Using the entries below, return word for word the lines from the one containing "Extract the structured" up to and including the last.

— begin Information supplied —

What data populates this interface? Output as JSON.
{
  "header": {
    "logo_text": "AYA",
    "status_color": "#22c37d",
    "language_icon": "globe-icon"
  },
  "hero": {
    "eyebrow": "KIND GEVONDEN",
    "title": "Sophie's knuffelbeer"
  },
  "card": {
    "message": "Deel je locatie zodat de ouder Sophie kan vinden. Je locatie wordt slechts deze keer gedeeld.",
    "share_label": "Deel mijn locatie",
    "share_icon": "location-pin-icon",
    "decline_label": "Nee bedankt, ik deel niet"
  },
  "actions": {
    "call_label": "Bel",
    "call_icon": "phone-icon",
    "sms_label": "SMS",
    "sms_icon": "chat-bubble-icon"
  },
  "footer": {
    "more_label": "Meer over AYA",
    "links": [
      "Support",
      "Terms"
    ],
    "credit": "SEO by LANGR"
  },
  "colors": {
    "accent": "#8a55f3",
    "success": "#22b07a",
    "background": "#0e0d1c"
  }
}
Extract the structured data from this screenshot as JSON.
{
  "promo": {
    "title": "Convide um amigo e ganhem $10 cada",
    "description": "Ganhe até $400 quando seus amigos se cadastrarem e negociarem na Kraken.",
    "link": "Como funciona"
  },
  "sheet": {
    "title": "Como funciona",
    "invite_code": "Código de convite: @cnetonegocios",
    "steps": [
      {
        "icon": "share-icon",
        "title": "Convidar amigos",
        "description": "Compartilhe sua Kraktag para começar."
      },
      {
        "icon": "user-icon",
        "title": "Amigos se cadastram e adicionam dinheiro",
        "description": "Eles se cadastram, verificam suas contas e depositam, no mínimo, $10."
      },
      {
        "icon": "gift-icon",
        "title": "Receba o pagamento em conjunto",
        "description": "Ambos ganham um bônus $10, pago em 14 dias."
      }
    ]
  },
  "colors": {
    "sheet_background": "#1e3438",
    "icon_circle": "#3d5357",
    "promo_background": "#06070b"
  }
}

— end Information supplied —

Reply to the task
Extract the structured data from this screenshot as JSON.
{
  "promo": {
    "title": "Convide um amigo e ganhem $10 cada",
    "description": "Ganhe até $400 quando seus amigos se cadastrarem e negociarem na Kraken.",
    "link": "Como funciona"
  },
  "sheet": {
    "title": "Como funciona",
    "invite_code": "Código de convite: @cnetonegocios",
    "steps": [
      {
        "icon": "share-icon",
        "title": "Convidar amigos",
        "description": "Compartilhe sua Kraktag para começar."
      },
      {
        "icon": "user-icon",
        "title": "Amigos se cadastram e adicionam dinheiro",
        "description": "Eles se cadastram, verificam suas contas e depositam, no mínimo, $10."
      },
      {
        "icon": "gift-icon",
        "title": "Receba o pagamento em conjunto",
        "description": "Ambos ganham um bônus $10, pago em 14 dias."
      }
    ]
  },
  "colors": {
    "sheet_background": "#1e3438",
    "icon_circle": "#3d5357",
    "promo_background": "#06070b"
  }
}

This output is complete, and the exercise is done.